### TEXTO DADO

[sempre de acordo com a antiga ortografia]

quinta-feira, 30 de dezembro de 2010

Espírito do lugar?

Não, espírito mercantilista...

“(…) E a passo, o breck foi penetrando sob as árvores do Ramalhão. Com a paz das grandes sombras envolvia-os pouco a pouco uma lenta e embaladora sussuração de ramagens e como o difuso e vago murmúrio de águas correntes. Os muros estavam cobertos de heras e de musgos: através da folhagem, faiscavam longas flechas de sol. Um ar subtil e aveludado circulava, rescendendo às verduras novas; aqui e além, nos ramos mais sombrios, pássaros chilreavam de leve; e naquele simples bocado de estrada, todo salpicado de manchas do sol, sentia-se já, sem se ver, a religiosa solenidade dos espessos arvoredos, a frescura distante das nascentes vivas, a tristeza que cai das penedias e o repouso fidalgo das quintas de Verão… (…)”

(Os Maias)

Quando se fala ou escreve acerca do espírito do lugar – coisa tão compósita e quase indefinível – o que se tem em consideração é algo que coincide com alguns dos parâmetros afins desta descrição. De facto, o que se pretende significar com aquela expressão, passa pela referência às linhas de força do local, num entretecer de conotações que o ambiente e a cena suscitam ao observador.

No caso em apreço, estamos no Ramalhão. Trata-se de lugar com um espírito que, pela sua pena de homem de Arte, Eça nos traça através de uma mensagem de Arte inolvidável, como que escrevendo lapidarmente e para a posteridade, o que deveríamos ver e sentir sempre que fôssemos desafiados pelo mesmo estímulo do Ramalhão.

### O QUE SE PEDE
(a) Responda, a partir do texto sobre o Ramalhão, às perguntas seguintes:
(i) Em que data foi publicado?
(ii) Segundo o excerto citado, de que estavam cobertos os muros?
(iii) Como é qualificado o espírito do lugar no comentário que segue a citação?
(b) Transcreva do texto sobre o Ramalhão o trecho que começa em "Quando se fala" e termina em "estímulo do Ramalhão.".

### EXTRATO DE DADOS
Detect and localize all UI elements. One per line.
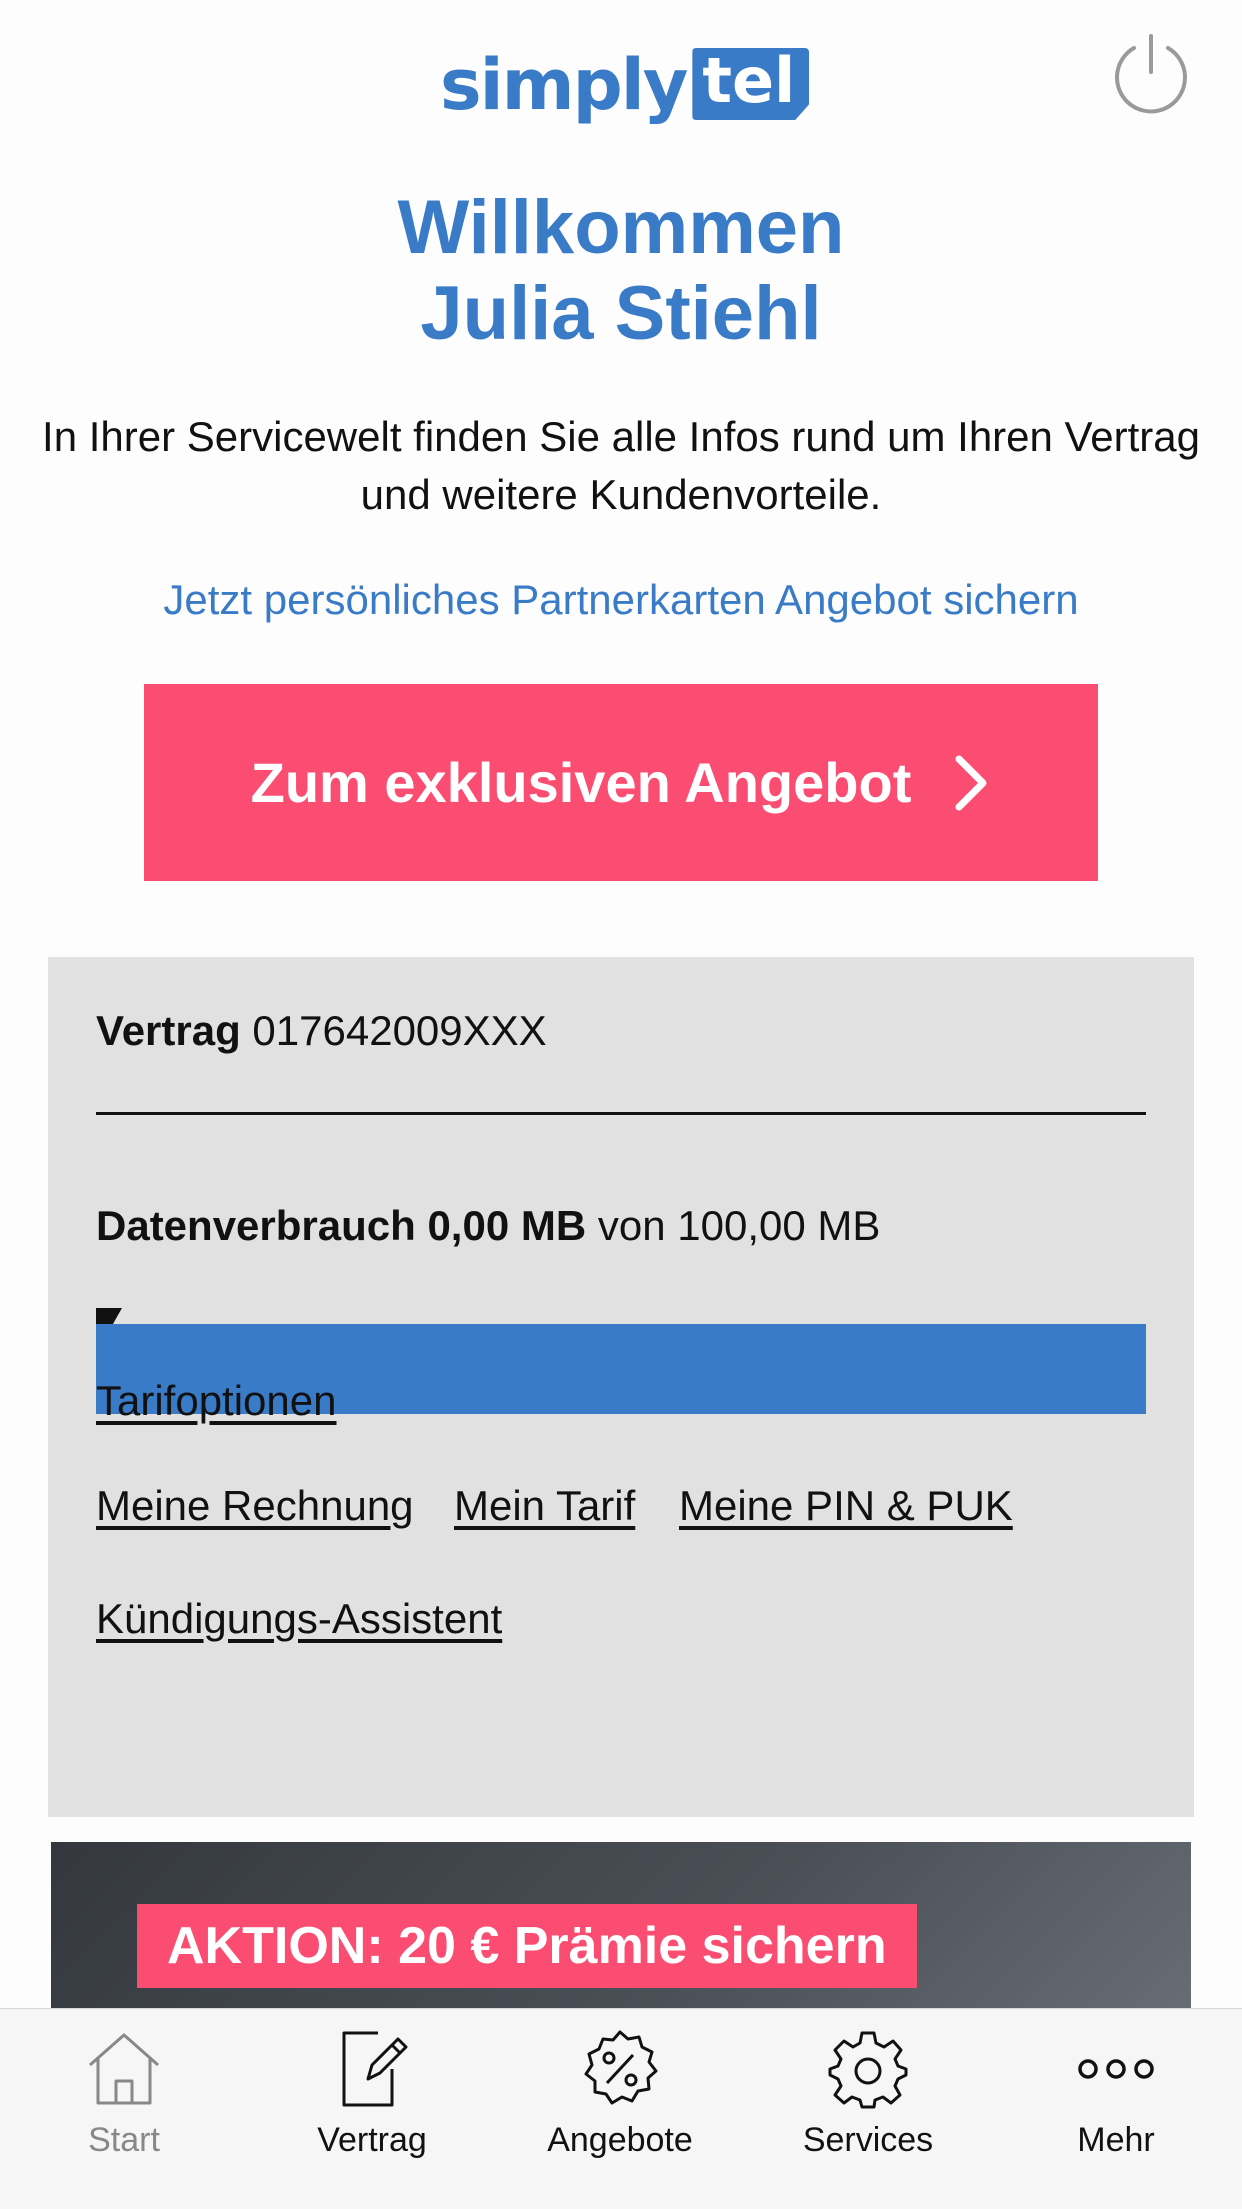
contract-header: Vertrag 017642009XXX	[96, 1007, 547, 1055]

### RESPOSTAS DADAS
(a)
(i) Quinta-feira, 30 de dezembro de 2010.
(ii) De heras e de musgos.
(iii) Como coisa tão compósita e quase indefinível.

(b)
Quando se fala ou escreve acerca do espírito do lugar – coisa tão compósita e quase indefinível – o que se tem em consideração é algo que coincide com alguns dos parâmetros afins desta descrição. De facto, o que se pretende significar com aquela expressão, passa pela referência às linhas de força do local, num entretecer de conotações que o ambiente e a cena suscitam ao observador.

No caso em apreço, estamos no Ramalhão. Trata-se de lugar com um espírito que, pela sua pena de homem de Arte, Eça nos traça através de uma mensagem de Arte inolvidável, como que escrevendo lapidarmente e para a posteridade, o que deveríamos ver e sentir sempre que fôssemos desafiados pelo mesmo estímulo do Ramalhão.